Exercise details:
Print all entries word for word.

+++ Records for this exercise

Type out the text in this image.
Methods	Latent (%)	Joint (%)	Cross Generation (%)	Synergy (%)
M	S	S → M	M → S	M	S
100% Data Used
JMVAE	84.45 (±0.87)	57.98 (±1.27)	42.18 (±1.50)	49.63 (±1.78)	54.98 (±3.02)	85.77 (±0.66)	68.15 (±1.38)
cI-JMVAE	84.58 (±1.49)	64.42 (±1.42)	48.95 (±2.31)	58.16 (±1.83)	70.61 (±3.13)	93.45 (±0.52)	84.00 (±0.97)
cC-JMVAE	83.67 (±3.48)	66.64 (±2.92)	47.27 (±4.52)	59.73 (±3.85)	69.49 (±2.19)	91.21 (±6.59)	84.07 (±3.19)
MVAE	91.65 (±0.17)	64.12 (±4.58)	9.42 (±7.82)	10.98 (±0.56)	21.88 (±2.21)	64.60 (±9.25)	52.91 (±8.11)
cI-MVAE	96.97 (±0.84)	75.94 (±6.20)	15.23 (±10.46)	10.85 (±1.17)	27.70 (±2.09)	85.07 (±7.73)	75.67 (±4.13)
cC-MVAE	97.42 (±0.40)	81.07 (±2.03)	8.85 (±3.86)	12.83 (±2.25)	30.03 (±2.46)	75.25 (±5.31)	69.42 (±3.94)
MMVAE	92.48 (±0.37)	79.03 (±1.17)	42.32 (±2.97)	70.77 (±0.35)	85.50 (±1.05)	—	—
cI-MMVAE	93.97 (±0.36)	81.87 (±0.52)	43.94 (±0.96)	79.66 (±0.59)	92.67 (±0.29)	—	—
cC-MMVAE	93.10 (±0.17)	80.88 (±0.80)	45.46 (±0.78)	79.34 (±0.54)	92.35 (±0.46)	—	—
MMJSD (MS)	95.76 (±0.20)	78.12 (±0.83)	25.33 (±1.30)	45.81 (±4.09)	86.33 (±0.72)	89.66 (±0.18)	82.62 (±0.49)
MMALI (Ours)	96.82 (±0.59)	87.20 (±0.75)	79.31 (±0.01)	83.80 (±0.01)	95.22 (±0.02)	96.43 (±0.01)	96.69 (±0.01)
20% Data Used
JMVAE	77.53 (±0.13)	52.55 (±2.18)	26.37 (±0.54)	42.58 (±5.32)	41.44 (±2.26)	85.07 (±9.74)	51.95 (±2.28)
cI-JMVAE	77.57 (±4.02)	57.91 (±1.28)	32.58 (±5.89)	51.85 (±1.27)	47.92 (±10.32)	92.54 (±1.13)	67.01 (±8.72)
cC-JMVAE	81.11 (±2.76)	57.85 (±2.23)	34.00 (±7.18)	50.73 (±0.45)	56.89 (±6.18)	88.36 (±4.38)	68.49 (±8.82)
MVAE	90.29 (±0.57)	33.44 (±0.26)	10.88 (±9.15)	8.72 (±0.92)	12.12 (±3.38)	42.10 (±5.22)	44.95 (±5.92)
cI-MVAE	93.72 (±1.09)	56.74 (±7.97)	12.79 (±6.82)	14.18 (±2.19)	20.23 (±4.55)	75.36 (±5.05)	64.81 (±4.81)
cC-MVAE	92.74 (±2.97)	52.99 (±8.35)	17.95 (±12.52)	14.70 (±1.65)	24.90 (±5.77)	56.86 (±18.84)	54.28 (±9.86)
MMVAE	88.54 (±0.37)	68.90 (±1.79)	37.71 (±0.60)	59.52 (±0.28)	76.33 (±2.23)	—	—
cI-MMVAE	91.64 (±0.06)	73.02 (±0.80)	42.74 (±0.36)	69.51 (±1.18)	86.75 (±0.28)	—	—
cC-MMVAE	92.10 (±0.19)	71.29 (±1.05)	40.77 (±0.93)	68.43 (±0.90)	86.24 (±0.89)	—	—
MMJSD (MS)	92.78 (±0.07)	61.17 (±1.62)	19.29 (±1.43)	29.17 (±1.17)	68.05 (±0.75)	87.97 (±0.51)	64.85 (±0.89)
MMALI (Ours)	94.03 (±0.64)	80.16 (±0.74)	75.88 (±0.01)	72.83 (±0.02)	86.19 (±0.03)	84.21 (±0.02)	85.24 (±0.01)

++++++

In response:
Type out the text in this image.
Methods	Latent (%)	Joint (%)	Cross Generation (%)	Synergy (%)
M	S	S → M	M → S	M	S
100% Data Used
JMVAE	84.45 (±0.87)	57.98 (±1.27)	42.18 (±1.50)	49.63 (±1.78)	54.98 (±3.02)	85.77 (±0.66)	68.15 (±1.38)
cI-JMVAE	84.58 (±1.49)	64.42 (±1.42)	48.95 (±2.31)	58.16 (±1.83)	70.61 (±3.13)	93.45 (±0.52)	84.00 (±0.97)
cC-JMVAE	83.67 (±3.48)	66.64 (±2.92)	47.27 (±4.52)	59.73 (±3.85)	69.49 (±2.19)	91.21 (±6.59)	84.07 (±3.19)
MVAE	91.65 (±0.17)	64.12 (±4.58)	9.42 (±7.82)	10.98 (±0.56)	21.88 (±2.21)	64.60 (±9.25)	52.91 (±8.11)
cI-MVAE	96.97 (±0.84)	75.94 (±6.20)	15.23 (±10.46)	10.85 (±1.17)	27.70 (±2.09)	85.07 (±7.73)	75.67 (±4.13)
cC-MVAE	97.42 (±0.40)	81.07 (±2.03)	8.85 (±3.86)	12.83 (±2.25)	30.03 (±2.46)	75.25 (±5.31)	69.42 (±3.94)
MMVAE	92.48 (±0.37)	79.03 (±1.17)	42.32 (±2.97)	70.77 (±0.35)	85.50 (±1.05)	—	—
cI-MMVAE	93.97 (±0.36)	81.87 (±0.52)	43.94 (±0.96)	79.66 (±0.59)	92.67 (±0.29)	—	—
cC-MMVAE	93.10 (±0.17)	80.88 (±0.80)	45.46 (±0.78)	79.34 (±0.54)	92.35 (±0.46)	—	—
MMJSD (MS)	95.76 (±0.20)	78.12 (±0.83)	25.33 (±1.30)	45.81 (±4.09)	86.33 (±0.72)	89.66 (±0.18)	82.62 (±0.49)
MMALI (Ours)	96.82 (±0.59)	87.20 (±0.75)	79.31 (±0.01)	83.80 (±0.01)	95.22 (±0.02)	96.43 (±0.01)	96.69 (±0.01)
20% Data Used
JMVAE	77.53 (±0.13)	52.55 (±2.18)	26.37 (±0.54)	42.58 (±5.32)	41.44 (±2.26)	85.07 (±9.74)	51.95 (±2.28)
cI-JMVAE	77.57 (±4.02)	57.91 (±1.28)	32.58 (±5.89)	51.85 (±1.27)	47.92 (±10.32)	92.54 (±1.13)	67.01 (±8.72)
cC-JMVAE	81.11 (±2.76)	57.85 (±2.23)	34.00 (±7.18)	50.73 (±0.45)	56.89 (±6.18)	88.36 (±4.38)	68.49 (±8.82)
MVAE	90.29 (±0.57)	33.44 (±0.26)	10.88 (±9.15)	8.72 (±0.92)	12.12 (±3.38)	42.10 (±5.22)	44.95 (±5.92)
cI-MVAE	93.72 (±1.09)	56.74 (±7.97)	12.79 (±6.82)	14.18 (±2.19)	20.23 (±4.55)	75.36 (±5.05)	64.81 (±4.81)
cC-MVAE	92.74 (±2.97)	52.99 (±8.35)	17.95 (±12.52)	14.70 (±1.65)	24.90 (±5.77)	56.86 (±18.84)	54.28 (±9.86)
MMVAE	88.54 (±0.37)	68.90 (±1.79)	37.71 (±0.60)	59.52 (±0.28)	76.33 (±2.23)	—	—
cI-MMVAE	91.64 (±0.06)	73.02 (±0.80)	42.74 (±0.36)	69.51 (±1.18)	86.75 (±0.28)	—	—
cC-MMVAE	92.10 (±0.19)	71.29 (±1.05)	40.77 (±0.93)	68.43 (±0.90)	86.24 (±0.89)	—	—
MMJSD (MS)	92.78 (±0.07)	61.17 (±1.62)	19.29 (±1.43)	29.17 (±1.17)	68.05 (±0.75)	87.97 (±0.51)	64.85 (±0.89)
MMALI (Ours)	94.03 (±0.64)	80.16 (±0.74)	75.88 (±0.01)	72.83 (±0.02)	86.19 (±0.03)	84.21 (±0.02)	85.24 (±0.01)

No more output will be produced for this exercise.